**Record list**.
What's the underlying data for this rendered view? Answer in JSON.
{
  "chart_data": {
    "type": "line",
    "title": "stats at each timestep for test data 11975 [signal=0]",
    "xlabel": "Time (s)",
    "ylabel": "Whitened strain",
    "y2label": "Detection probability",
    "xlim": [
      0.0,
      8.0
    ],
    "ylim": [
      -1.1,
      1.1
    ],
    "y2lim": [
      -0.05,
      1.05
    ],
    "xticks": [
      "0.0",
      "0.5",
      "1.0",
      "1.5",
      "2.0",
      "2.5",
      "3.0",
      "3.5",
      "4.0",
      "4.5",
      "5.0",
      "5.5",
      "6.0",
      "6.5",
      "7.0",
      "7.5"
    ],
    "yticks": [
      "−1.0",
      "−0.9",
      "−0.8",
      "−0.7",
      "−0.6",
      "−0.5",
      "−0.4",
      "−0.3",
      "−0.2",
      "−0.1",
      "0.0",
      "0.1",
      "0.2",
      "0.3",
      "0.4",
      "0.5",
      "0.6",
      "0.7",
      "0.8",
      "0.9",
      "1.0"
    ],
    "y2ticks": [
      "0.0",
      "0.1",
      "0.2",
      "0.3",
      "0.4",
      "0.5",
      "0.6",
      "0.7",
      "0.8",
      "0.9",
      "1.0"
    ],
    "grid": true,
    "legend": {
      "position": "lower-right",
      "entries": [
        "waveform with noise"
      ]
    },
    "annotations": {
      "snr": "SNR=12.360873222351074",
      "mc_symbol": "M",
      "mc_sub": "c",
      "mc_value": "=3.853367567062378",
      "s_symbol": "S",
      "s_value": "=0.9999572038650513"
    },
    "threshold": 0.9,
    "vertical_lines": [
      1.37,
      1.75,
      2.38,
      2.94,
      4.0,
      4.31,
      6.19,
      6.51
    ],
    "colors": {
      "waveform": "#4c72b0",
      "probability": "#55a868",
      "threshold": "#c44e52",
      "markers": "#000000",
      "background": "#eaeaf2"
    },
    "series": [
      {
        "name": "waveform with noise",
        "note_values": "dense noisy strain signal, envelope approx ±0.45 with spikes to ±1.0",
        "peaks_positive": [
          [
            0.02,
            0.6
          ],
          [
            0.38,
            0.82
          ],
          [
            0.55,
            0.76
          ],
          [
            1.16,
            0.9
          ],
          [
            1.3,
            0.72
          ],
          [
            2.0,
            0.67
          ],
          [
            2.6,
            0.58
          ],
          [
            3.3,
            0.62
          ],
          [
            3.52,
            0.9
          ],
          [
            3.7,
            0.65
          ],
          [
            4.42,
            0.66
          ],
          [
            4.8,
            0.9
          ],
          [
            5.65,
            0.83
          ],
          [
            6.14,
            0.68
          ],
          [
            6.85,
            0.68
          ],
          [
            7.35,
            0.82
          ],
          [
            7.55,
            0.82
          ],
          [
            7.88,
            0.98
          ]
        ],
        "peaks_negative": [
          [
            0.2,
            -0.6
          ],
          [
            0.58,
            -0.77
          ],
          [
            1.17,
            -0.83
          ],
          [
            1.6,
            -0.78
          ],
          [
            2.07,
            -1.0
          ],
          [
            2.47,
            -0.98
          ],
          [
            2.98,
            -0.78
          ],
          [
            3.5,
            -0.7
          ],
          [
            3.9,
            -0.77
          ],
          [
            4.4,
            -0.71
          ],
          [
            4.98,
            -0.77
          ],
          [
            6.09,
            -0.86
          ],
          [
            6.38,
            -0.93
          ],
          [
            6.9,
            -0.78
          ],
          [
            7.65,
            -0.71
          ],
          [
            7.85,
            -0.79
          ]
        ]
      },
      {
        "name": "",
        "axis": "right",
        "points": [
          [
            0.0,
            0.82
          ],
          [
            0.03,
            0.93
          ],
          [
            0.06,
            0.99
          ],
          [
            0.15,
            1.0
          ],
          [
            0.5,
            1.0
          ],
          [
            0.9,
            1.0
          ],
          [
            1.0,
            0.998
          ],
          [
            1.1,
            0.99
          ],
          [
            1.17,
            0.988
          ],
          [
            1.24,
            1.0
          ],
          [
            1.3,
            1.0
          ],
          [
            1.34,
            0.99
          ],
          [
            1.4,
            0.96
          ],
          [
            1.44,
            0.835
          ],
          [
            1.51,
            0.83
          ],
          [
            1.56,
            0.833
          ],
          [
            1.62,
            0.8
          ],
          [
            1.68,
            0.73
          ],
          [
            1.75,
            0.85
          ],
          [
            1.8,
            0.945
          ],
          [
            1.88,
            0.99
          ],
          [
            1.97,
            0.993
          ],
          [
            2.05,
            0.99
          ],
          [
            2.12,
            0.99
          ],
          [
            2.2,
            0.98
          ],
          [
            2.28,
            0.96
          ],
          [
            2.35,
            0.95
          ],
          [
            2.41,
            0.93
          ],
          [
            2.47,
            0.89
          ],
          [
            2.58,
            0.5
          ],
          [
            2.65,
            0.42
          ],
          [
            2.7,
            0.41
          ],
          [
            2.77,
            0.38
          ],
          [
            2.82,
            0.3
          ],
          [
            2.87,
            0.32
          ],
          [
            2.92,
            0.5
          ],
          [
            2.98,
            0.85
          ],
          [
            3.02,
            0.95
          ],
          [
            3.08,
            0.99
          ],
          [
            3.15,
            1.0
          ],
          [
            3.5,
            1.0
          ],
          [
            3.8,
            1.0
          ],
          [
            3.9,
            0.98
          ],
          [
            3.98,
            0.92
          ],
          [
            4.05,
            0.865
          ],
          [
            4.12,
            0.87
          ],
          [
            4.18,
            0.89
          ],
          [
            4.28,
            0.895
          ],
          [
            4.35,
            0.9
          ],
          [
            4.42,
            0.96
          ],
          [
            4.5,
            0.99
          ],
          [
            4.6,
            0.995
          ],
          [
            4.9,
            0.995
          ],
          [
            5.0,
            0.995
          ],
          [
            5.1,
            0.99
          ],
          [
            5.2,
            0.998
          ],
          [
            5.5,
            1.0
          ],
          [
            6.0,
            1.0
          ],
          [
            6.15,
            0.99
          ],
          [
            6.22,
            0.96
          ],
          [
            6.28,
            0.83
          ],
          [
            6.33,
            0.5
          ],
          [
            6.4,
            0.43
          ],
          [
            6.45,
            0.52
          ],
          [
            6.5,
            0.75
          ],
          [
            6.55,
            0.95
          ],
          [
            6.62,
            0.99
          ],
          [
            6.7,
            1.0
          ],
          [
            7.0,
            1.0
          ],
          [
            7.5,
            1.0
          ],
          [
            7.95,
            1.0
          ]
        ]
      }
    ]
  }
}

**What you are asked to do**.
Return every line exactly.

**Correct result**.
What's the underlying data for this rendered view? Answer in JSON.
{
  "chart_data": {
    "type": "line",
    "title": "stats at each timestep for test data 11975 [signal=0]",
    "xlabel": "Time (s)",
    "ylabel": "Whitened strain",
    "y2label": "Detection probability",
    "xlim": [
      0.0,
      8.0
    ],
    "ylim": [
      -1.1,
      1.1
    ],
    "y2lim": [
      -0.05,
      1.05
    ],
    "xticks": [
      "0.0",
      "0.5",
      "1.0",
      "1.5",
      "2.0",
      "2.5",
      "3.0",
      "3.5",
      "4.0",
      "4.5",
      "5.0",
      "5.5",
      "6.0",
      "6.5",
      "7.0",
      "7.5"
    ],
    "yticks": [
      "−1.0",
      "−0.9",
      "−0.8",
      "−0.7",
      "−0.6",
      "−0.5",
      "−0.4",
      "−0.3",
      "−0.2",
      "−0.1",
      "0.0",
      "0.1",
      "0.2",
      "0.3",
      "0.4",
      "0.5",
      "0.6",
      "0.7",
      "0.8",
      "0.9",
      "1.0"
    ],
    "y2ticks": [
      "0.0",
      "0.1",
      "0.2",
      "0.3",
      "0.4",
      "0.5",
      "0.6",
      "0.7",
      "0.8",
      "0.9",
      "1.0"
    ],
    "grid": true,
    "legend": {
      "position": "lower-right",
      "entries": [
        "waveform with noise"
      ]
    },
    "annotations": {
      "snr": "SNR=12.360873222351074",
      "mc_symbol": "M",
      "mc_sub": "c",
      "mc_value": "=3.853367567062378",
      "s_symbol": "S",
      "s_value": "=0.9999572038650513"
    },
    "threshold": 0.9,
    "vertical_lines": [
      1.37,
      1.75,
      2.38,
      2.94,
      4.0,
      4.31,
      6.19,
      6.51
    ],
    "colors": {
      "waveform": "#4c72b0",
      "probability": "#55a868",
      "threshold": "#c44e52",
      "markers": "#000000",
      "background": "#eaeaf2"
    },
    "series": [
      {
        "name": "waveform with noise",
        "note_values": "dense noisy strain signal, envelope approx ±0.45 with spikes to ±1.0",
        "peaks_positive": [
          [
            0.02,
            0.6
          ],
          [
            0.38,
            0.82
          ],
          [
            0.55,
            0.76
          ],
          [
            1.16,
            0.9
          ],
          [
            1.3,
            0.72
          ],
          [
            2.0,
            0.67
          ],
          [
            2.6,
            0.58
          ],
          [
            3.3,
            0.62
          ],
          [
            3.52,
            0.9
          ],
          [
            3.7,
            0.65
          ],
          [
            4.42,
            0.66
          ],
          [
            4.8,
            0.9
          ],
          [
            5.65,
            0.83
          ],
          [
            6.14,
            0.68
          ],
          [
            6.85,
            0.68
          ],
          [
            7.35,
            0.82
          ],
          [
            7.55,
            0.82
          ],
          [
            7.88,
            0.98
          ]
        ],
        "peaks_negative": [
          [
            0.2,
            -0.6
          ],
          [
            0.58,
            -0.77
          ],
          [
            1.17,
            -0.83
          ],
          [
            1.6,
            -0.78
          ],
          [
            2.07,
            -1.0
          ],
          [
            2.47,
            -0.98
          ],
          [
            2.98,
            -0.78
          ],
          [
            3.5,
            -0.7
          ],
          [
            3.9,
            -0.77
          ],
          [
            4.4,
            -0.71
          ],
          [
            4.98,
            -0.77
          ],
          [
            6.09,
            -0.86
          ],
          [
            6.38,
            -0.93
          ],
          [
            6.9,
            -0.78
          ],
          [
            7.65,
            -0.71
          ],
          [
            7.85,
            -0.79
          ]
        ]
      },
      {
        "name": "",
        "axis": "right",
        "points": [
          [
            0.0,
            0.82
          ],
          [
            0.03,
            0.93
          ],
          [
            0.06,
            0.99
          ],
          [
            0.15,
            1.0
          ],
          [
            0.5,
            1.0
          ],
          [
            0.9,
            1.0
          ],
          [
            1.0,
            0.998
          ],
          [
            1.1,
            0.99
          ],
          [
            1.17,
            0.988
          ],
          [
            1.24,
            1.0
          ],
          [
            1.3,
            1.0
          ],
          [
            1.34,
            0.99
          ],
          [
            1.4,
            0.96
          ],
          [
            1.44,
            0.835
          ],
          [
            1.51,
            0.83
          ],
          [
            1.56,
            0.833
          ],
          [
            1.62,
            0.8
          ],
          [
            1.68,
            0.73
          ],
          [
            1.75,
            0.85
          ],
          [
            1.8,
            0.945
          ],
          [
            1.88,
            0.99
          ],
          [
            1.97,
            0.993
          ],
          [
            2.05,
            0.99
          ],
          [
            2.12,
            0.99
          ],
          [
            2.2,
            0.98
          ],
          [
            2.28,
            0.96
          ],
          [
            2.35,
            0.95
          ],
          [
            2.41,
            0.93
          ],
          [
            2.47,
            0.89
          ],
          [
            2.58,
            0.5
          ],
          [
            2.65,
            0.42
          ],
          [
            2.7,
            0.41
          ],
          [
            2.77,
            0.38
          ],
          [
            2.82,
            0.3
          ],
          [
            2.87,
            0.32
          ],
          [
            2.92,
            0.5
          ],
          [
            2.98,
            0.85
          ],
          [
            3.02,
            0.95
          ],
          [
            3.08,
            0.99
          ],
          [
            3.15,
            1.0
          ],
          [
            3.5,
            1.0
          ],
          [
            3.8,
            1.0
          ],
          [
            3.9,
            0.98
          ],
          [
            3.98,
            0.92
          ],
          [
            4.05,
            0.865
          ],
          [
            4.12,
            0.87
          ],
          [
            4.18,
            0.89
          ],
          [
            4.28,
            0.895
          ],
          [
            4.35,
            0.9
          ],
          [
            4.42,
            0.96
          ],
          [
            4.5,
            0.99
          ],
          [
            4.6,
            0.995
          ],
          [
            4.9,
            0.995
          ],
          [
            5.0,
            0.995
          ],
          [
            5.1,
            0.99
          ],
          [
            5.2,
            0.998
          ],
          [
            5.5,
            1.0
          ],
          [
            6.0,
            1.0
          ],
          [
            6.15,
            0.99
          ],
          [
            6.22,
            0.96
          ],
          [
            6.28,
            0.83
          ],
          [
            6.33,
            0.5
          ],
          [
            6.4,
            0.43
          ],
          [
            6.45,
            0.52
          ],
          [
            6.5,
            0.75
          ],
          [
            6.55,
            0.95
          ],
          [
            6.62,
            0.99
          ],
          [
            6.7,
            1.0
          ],
          [
            7.0,
            1.0
          ],
          [
            7.5,
            1.0
          ],
          [
            7.95,
            1.0
          ]
        ]
      }
    ]
  }
}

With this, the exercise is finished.